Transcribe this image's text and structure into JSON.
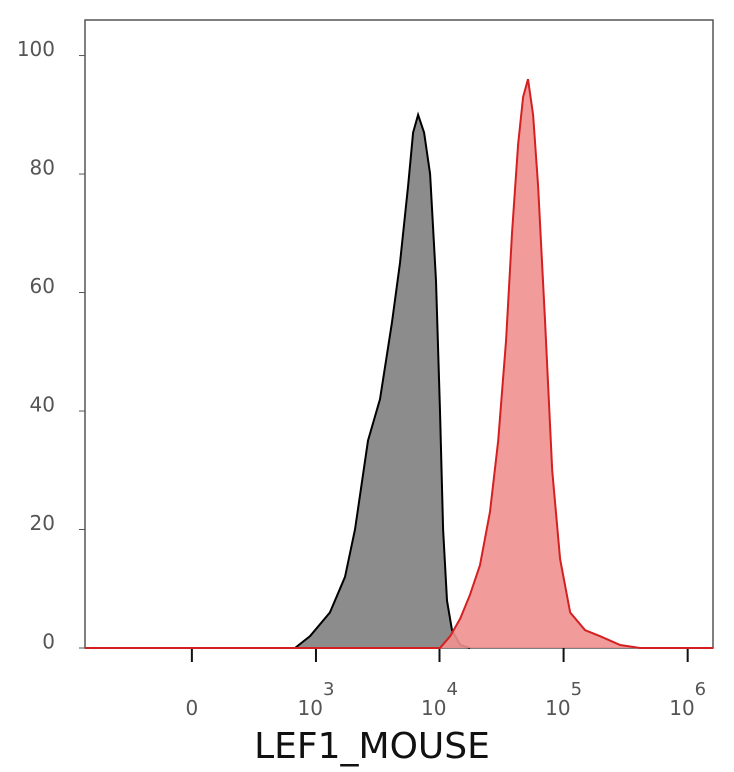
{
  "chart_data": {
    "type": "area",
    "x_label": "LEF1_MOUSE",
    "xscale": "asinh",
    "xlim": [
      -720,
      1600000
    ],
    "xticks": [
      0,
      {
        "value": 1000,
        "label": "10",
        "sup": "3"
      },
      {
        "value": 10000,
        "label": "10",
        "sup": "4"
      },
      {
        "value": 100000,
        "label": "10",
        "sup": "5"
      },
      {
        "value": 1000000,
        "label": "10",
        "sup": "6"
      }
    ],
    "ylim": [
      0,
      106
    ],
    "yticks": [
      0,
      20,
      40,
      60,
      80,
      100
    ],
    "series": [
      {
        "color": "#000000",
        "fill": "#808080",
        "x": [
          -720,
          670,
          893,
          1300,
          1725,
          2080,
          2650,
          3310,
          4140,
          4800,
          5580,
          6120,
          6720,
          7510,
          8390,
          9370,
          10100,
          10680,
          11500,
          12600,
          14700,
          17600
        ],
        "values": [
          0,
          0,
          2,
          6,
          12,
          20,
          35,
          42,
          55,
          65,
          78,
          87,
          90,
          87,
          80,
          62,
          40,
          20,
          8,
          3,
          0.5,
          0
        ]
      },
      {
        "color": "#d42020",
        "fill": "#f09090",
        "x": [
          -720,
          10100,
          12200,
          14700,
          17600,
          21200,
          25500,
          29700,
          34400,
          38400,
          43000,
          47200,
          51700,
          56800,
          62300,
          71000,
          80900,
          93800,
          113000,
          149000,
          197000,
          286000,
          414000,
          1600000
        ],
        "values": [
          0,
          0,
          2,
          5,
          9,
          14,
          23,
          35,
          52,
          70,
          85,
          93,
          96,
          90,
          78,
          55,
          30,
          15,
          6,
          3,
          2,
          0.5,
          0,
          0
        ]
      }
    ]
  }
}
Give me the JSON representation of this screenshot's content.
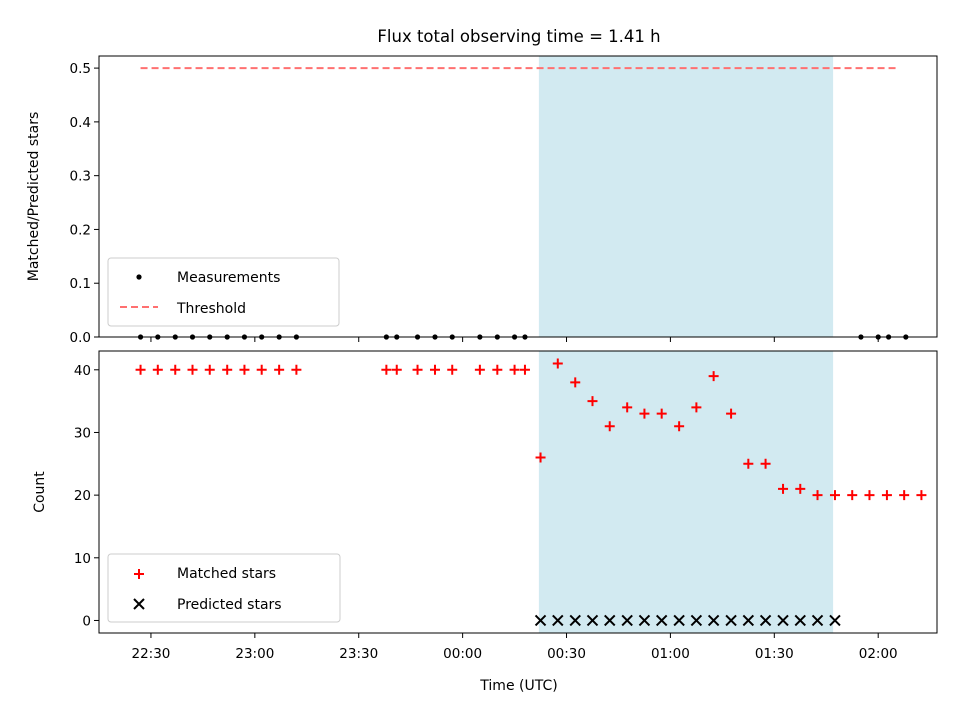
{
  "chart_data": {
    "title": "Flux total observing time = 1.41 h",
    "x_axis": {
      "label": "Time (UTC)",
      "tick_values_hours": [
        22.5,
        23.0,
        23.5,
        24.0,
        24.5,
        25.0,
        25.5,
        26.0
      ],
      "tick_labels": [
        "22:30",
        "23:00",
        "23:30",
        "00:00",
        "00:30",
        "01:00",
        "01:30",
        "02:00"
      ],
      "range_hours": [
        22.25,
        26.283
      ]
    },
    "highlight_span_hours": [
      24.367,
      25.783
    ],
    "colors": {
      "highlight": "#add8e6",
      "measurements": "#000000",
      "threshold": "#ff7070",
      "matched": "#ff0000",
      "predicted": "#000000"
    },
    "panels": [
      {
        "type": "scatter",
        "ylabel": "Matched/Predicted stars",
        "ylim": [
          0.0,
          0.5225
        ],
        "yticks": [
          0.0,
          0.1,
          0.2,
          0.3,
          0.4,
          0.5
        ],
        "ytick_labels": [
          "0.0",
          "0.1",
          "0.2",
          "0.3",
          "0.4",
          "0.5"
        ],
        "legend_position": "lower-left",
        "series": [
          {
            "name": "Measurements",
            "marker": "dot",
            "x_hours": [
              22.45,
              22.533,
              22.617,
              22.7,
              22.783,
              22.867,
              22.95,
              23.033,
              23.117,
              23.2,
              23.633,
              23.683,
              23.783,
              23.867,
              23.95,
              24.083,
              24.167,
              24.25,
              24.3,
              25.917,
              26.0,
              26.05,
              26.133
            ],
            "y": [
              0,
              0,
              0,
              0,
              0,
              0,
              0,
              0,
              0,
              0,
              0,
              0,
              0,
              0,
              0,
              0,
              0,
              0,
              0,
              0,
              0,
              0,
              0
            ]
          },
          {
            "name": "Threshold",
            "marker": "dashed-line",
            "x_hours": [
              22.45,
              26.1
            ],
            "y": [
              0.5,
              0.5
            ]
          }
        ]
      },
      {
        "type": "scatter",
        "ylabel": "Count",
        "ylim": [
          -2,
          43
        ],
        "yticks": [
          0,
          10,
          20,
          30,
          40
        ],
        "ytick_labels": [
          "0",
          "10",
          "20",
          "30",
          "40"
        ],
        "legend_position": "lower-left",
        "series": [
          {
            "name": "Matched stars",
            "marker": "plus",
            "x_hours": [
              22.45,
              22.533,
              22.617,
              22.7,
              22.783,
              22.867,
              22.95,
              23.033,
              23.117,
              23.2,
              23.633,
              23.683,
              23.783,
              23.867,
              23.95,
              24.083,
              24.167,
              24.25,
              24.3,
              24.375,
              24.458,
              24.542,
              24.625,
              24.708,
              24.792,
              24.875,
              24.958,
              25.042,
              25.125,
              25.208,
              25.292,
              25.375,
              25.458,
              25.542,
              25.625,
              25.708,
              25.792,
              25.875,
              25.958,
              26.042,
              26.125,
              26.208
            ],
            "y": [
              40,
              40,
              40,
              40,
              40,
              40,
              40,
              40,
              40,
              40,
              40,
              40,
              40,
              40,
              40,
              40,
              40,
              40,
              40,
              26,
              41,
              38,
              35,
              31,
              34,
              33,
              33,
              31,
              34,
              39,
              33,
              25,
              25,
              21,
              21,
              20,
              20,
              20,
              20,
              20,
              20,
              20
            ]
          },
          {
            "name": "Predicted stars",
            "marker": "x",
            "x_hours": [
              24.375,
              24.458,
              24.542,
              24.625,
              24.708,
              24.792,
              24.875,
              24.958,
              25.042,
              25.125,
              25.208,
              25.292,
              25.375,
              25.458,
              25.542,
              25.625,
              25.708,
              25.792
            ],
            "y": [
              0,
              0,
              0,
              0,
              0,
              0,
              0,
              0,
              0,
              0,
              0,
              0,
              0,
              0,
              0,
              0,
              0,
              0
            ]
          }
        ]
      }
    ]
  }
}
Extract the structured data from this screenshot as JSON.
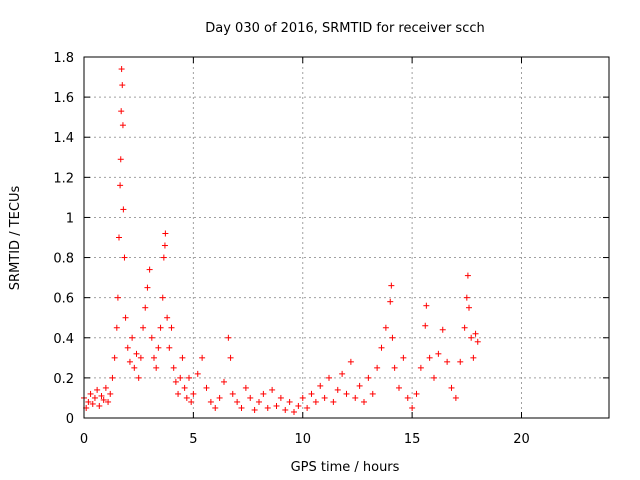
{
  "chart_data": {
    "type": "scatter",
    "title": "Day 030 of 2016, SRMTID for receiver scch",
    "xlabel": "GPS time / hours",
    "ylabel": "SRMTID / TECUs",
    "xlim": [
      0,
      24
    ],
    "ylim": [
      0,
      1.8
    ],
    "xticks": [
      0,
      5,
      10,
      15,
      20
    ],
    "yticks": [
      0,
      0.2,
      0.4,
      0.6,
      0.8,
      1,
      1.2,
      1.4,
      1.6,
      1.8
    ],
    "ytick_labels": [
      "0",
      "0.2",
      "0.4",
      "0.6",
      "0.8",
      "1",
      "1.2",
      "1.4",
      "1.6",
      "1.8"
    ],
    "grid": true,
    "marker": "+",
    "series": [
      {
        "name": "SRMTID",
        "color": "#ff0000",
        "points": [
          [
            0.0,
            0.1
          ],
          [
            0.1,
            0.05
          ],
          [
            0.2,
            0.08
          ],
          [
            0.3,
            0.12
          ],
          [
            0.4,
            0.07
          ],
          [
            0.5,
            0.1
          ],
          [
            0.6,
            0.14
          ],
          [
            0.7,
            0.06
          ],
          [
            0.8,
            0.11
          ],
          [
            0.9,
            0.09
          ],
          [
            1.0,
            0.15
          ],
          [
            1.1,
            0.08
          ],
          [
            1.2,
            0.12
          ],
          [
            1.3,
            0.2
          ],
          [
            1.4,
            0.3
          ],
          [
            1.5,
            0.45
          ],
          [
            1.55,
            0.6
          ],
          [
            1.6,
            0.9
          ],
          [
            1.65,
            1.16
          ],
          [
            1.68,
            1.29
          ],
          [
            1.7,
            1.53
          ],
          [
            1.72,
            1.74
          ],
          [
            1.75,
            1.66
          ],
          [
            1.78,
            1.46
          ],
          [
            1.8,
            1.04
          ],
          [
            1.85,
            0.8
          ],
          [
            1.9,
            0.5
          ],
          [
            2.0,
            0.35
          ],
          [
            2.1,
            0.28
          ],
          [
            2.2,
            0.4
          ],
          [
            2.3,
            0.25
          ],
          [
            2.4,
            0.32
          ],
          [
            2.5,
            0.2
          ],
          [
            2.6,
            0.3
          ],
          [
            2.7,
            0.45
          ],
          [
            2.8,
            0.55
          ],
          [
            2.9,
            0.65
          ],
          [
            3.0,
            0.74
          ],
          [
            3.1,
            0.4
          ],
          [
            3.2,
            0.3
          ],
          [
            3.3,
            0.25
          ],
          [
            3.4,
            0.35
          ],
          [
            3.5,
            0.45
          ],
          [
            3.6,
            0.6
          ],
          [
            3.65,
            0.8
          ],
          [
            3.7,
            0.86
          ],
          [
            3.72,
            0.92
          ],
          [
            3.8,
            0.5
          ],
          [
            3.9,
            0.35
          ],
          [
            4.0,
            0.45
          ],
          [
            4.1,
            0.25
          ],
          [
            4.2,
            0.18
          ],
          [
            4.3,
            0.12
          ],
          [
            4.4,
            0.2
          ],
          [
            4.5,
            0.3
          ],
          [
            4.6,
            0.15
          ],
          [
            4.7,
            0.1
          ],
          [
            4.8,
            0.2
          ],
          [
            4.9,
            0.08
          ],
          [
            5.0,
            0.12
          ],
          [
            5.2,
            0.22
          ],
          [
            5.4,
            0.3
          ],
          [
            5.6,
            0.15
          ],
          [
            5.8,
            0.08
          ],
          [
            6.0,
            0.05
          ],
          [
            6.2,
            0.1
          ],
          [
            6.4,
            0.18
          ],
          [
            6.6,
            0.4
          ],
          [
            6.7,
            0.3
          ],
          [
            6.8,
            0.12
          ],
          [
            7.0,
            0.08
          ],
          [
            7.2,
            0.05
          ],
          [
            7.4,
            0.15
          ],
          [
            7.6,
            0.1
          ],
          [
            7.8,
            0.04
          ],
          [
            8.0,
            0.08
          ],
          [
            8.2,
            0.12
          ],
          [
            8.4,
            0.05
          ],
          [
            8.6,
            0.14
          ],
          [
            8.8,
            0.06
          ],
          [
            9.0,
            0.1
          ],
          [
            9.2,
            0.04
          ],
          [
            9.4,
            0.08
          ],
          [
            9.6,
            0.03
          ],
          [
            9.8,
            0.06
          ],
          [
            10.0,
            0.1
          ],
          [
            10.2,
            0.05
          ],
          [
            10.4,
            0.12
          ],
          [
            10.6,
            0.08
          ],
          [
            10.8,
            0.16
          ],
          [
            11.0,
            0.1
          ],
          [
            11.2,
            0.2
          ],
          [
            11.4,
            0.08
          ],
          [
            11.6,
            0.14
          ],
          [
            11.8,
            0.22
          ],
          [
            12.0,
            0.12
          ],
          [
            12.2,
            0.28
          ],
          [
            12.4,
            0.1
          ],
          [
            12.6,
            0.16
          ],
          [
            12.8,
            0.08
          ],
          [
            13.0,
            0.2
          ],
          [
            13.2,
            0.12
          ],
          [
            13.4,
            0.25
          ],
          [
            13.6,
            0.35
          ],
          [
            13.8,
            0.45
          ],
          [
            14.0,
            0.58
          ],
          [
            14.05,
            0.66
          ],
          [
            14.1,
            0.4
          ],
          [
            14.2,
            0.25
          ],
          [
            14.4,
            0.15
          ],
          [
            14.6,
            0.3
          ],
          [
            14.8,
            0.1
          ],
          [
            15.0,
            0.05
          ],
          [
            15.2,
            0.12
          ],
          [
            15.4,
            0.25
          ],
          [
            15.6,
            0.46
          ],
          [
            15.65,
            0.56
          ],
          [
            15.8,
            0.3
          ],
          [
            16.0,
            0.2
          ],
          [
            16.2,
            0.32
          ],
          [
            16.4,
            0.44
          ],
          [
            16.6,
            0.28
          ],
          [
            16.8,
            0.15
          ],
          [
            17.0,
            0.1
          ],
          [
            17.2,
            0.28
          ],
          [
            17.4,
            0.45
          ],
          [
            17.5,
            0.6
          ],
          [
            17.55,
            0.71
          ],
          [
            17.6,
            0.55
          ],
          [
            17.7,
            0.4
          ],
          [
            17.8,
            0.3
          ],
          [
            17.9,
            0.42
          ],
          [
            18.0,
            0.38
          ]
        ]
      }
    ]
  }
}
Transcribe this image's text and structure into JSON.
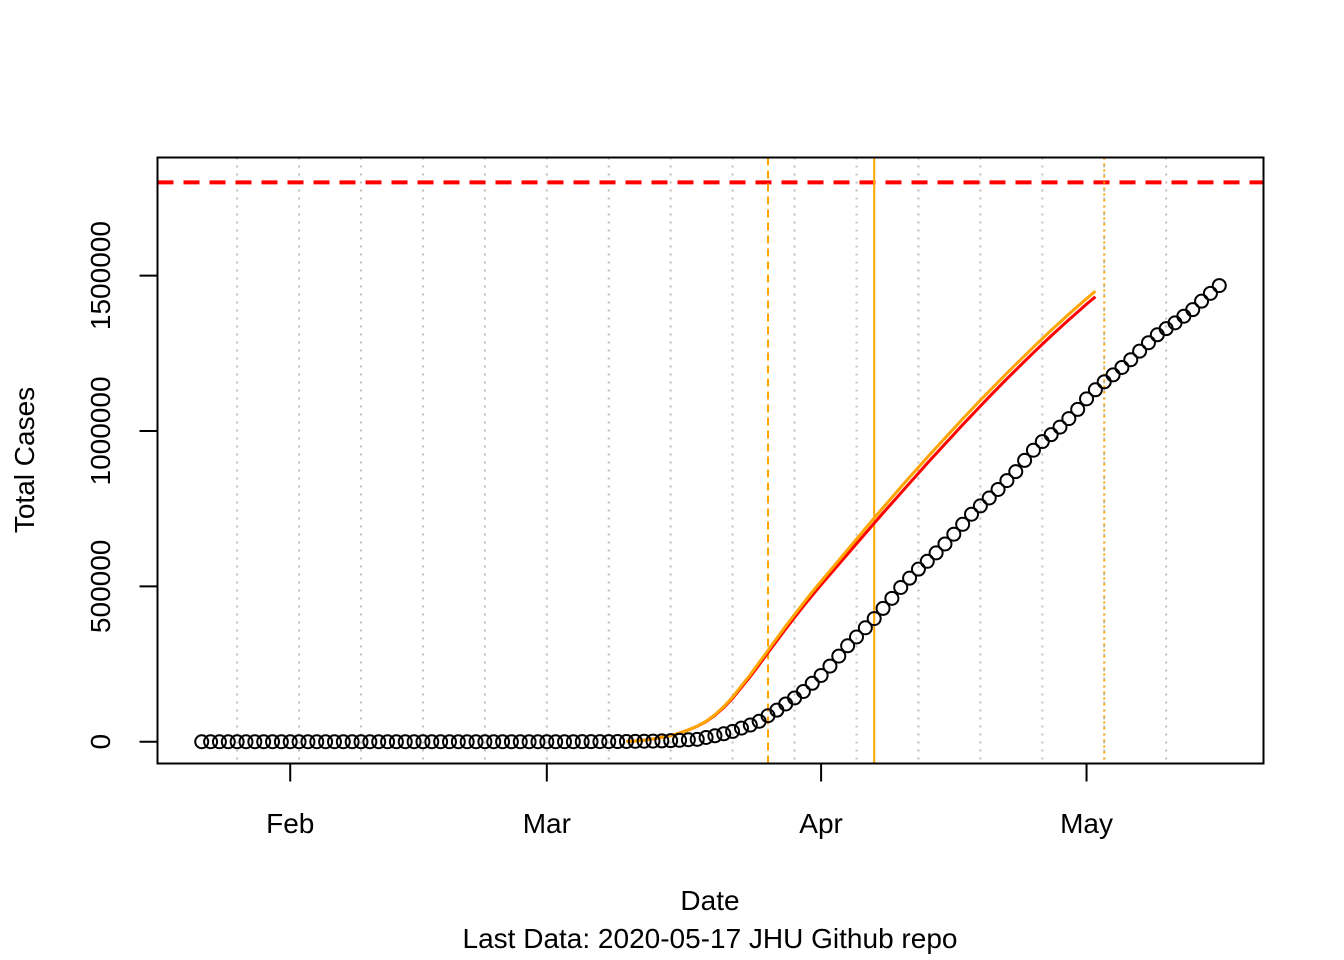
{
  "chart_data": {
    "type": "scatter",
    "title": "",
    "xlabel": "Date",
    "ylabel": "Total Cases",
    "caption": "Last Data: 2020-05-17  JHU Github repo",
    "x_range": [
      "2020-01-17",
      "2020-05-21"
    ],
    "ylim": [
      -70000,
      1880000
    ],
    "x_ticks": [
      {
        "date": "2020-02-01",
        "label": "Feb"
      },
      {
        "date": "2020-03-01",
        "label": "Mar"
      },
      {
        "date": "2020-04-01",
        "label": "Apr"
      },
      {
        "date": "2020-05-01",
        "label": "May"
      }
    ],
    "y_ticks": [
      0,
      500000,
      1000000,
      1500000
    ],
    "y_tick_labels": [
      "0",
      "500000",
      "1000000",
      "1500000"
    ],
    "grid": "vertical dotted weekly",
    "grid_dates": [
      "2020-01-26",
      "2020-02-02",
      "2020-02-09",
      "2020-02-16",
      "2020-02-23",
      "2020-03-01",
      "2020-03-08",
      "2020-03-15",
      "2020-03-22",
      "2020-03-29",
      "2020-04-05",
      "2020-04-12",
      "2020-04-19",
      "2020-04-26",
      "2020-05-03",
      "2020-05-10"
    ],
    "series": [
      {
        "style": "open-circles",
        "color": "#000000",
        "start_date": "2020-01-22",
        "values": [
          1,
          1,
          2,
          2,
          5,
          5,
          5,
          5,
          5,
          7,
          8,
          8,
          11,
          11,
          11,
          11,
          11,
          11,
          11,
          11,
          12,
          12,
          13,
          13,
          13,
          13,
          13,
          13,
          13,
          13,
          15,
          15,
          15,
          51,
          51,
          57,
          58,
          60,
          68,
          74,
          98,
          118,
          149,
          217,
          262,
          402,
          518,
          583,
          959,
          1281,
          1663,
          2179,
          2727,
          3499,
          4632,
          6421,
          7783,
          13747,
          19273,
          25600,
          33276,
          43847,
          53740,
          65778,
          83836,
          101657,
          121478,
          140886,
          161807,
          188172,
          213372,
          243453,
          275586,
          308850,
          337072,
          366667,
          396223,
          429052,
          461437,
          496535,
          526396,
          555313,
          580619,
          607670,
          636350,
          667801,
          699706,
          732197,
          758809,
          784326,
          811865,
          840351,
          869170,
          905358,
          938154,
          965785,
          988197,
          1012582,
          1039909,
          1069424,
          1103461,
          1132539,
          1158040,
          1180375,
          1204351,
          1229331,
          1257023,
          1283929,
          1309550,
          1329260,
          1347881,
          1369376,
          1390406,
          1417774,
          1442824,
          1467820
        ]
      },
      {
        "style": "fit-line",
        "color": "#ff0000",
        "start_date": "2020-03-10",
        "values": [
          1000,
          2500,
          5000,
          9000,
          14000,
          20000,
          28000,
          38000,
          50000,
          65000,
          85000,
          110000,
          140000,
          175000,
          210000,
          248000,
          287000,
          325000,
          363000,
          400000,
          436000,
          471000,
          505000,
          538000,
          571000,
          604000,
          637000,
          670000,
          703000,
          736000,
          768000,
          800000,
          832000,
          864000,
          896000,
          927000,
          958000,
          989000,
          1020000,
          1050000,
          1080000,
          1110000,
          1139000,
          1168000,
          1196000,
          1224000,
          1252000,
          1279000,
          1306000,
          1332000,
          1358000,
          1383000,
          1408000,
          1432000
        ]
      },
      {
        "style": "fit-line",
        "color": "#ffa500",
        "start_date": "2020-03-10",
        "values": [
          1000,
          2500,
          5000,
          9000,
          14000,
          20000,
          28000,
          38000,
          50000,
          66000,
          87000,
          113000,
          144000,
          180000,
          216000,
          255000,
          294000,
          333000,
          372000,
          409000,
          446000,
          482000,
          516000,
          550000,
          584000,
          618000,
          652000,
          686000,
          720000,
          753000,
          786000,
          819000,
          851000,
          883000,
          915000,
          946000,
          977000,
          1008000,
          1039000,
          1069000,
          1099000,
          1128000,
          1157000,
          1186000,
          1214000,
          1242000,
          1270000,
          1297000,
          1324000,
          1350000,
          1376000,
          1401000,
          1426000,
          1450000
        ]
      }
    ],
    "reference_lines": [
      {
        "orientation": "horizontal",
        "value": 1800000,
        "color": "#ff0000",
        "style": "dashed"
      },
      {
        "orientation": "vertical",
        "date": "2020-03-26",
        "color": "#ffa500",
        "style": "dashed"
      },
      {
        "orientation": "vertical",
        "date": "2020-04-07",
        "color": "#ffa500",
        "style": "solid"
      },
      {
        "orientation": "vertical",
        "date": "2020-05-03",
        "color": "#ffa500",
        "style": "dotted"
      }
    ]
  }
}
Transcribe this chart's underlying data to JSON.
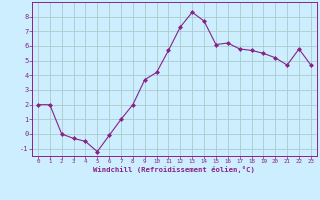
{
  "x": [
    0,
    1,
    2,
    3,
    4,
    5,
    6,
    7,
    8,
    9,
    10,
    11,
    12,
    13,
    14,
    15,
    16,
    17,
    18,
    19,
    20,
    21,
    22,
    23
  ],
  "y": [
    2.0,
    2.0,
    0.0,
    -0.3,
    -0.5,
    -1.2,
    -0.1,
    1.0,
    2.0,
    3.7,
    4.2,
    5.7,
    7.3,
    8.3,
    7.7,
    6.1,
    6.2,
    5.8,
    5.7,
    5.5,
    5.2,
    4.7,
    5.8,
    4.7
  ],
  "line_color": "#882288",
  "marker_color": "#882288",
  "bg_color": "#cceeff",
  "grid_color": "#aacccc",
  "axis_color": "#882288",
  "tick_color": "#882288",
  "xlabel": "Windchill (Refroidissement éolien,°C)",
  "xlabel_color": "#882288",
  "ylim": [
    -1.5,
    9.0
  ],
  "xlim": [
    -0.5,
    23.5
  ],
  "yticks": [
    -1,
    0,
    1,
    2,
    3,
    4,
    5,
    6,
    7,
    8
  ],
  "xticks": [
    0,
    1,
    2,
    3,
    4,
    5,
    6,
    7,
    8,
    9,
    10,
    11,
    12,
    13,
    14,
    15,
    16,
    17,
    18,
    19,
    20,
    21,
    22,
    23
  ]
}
- - - - - - -
WHAT IS BEING ASKED:
Find all lines holding the string "JSON" and copy them.

EXERCISE SOLUTION:
Transcribe this image's text and structure into JSON.
Give me the JSON representation of this screenshot's content.
Extract the structured data from this screenshot as JSON.
Transcribe this image's text and structure into JSON.
Transcribe this chart's underlying data to JSON.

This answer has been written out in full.